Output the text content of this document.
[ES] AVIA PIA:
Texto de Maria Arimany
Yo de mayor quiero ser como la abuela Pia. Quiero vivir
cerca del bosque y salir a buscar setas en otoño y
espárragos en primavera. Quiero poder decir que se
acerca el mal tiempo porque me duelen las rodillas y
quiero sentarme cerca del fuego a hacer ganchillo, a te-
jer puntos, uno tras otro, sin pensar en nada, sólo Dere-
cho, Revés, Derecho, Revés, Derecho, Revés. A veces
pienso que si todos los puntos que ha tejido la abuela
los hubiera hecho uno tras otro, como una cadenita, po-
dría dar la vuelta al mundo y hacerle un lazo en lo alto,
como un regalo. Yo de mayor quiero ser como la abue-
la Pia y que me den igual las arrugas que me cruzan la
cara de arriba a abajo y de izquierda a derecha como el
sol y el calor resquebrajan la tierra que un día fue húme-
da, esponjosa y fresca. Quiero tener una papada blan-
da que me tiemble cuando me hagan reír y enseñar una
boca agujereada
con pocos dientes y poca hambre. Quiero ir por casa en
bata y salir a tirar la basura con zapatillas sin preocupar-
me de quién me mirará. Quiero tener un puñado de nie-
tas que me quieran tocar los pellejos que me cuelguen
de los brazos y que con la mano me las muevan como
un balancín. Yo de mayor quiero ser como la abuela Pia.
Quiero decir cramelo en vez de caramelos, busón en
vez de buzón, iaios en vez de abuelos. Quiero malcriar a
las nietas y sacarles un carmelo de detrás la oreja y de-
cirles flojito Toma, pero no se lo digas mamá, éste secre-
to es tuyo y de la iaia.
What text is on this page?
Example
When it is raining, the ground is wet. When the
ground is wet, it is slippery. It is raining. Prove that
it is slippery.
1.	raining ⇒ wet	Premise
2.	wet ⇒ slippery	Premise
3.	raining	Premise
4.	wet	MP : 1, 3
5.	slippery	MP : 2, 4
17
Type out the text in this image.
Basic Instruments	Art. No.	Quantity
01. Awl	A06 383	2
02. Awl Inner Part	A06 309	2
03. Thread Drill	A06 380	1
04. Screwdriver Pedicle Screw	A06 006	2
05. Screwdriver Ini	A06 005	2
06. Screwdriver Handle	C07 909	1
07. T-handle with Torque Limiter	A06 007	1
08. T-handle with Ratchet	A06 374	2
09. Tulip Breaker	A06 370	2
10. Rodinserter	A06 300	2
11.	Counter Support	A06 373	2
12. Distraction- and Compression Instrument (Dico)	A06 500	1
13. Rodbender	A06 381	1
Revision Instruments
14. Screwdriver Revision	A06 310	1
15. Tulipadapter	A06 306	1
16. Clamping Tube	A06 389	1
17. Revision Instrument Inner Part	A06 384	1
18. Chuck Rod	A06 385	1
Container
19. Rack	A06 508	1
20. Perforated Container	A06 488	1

- **EXERCISE DESCRIPTION**
Give all of the entries again, word for word.

- **RESPONSE TO THE EXERCISE**
Output the text content of this document.
[ES] AVIA PIA:
Texto de Maria Arimany
Yo de mayor quiero ser como la abuela Pia. Quiero vivir
cerca del bosque y salir a buscar setas en otoño y
espárragos en primavera. Quiero poder decir que se
acerca el mal tiempo porque me duelen las rodillas y
quiero sentarme cerca del fuego a hacer ganchillo, a te-
jer puntos, uno tras otro, sin pensar en nada, sólo Dere-
cho, Revés, Derecho, Revés, Derecho, Revés. A veces
pienso que si todos los puntos que ha tejido la abuela
los hubiera hecho uno tras otro, como una cadenita, po-
dría dar la vuelta al mundo y hacerle un lazo en lo alto,
como un regalo. Yo de mayor quiero ser como la abue-
la Pia y que me den igual las arrugas que me cruzan la
cara de arriba a abajo y de izquierda a derecha como el
sol y el calor resquebrajan la tierra que un día fue húme-
da, esponjosa y fresca. Quiero tener una papada blan-
da que me tiemble cuando me hagan reír y enseñar una
boca agujereada
con pocos dientes y poca hambre. Quiero ir por casa en
bata y salir a tirar la basura con zapatillas sin preocupar-
me de quién me mirará. Quiero tener un puñado de nie-
tas que me quieran tocar los pellejos que me cuelguen
de los brazos y que con la mano me las muevan como
un balancín. Yo de mayor quiero ser como la abuela Pia.
Quiero decir cramelo en vez de caramelos, busón en
vez de buzón, iaios en vez de abuelos. Quiero malcriar a
las nietas y sacarles un carmelo de detrás la oreja y de-
cirles flojito Toma, pero no se lo digas mamá, éste secre-
to es tuyo y de la iaia.
What text is on this page?
Example
When it is raining, the ground is wet. When the
ground is wet, it is slippery. It is raining. Prove that
it is slippery.
1.	raining ⇒ wet	Premise
2.	wet ⇒ slippery	Premise
3.	raining	Premise
4.	wet	MP : 1, 3
5.	slippery	MP : 2, 4
17
Type out the text in this image.
Basic Instruments	Art. No.	Quantity
01. Awl	A06 383	2
02. Awl Inner Part	A06 309	2
03. Thread Drill	A06 380	1
04. Screwdriver Pedicle Screw	A06 006	2
05. Screwdriver Ini	A06 005	2
06. Screwdriver Handle	C07 909	1
07. T-handle with Torque Limiter	A06 007	1
08. T-handle with Ratchet	A06 374	2
09. Tulip Breaker	A06 370	2
10. Rodinserter	A06 300	2
11.	Counter Support	A06 373	2
12. Distraction- and Compression Instrument (Dico)	A06 500	1
13. Rodbender	A06 381	1
Revision Instruments
14. Screwdriver Revision	A06 310	1
15. Tulipadapter	A06 306	1
16. Clamping Tube	A06 389	1
17. Revision Instrument Inner Part	A06 384	1
18. Chuck Rod	A06 385	1
Container
19. Rack	A06 508	1
20. Perforated Container	A06 488	1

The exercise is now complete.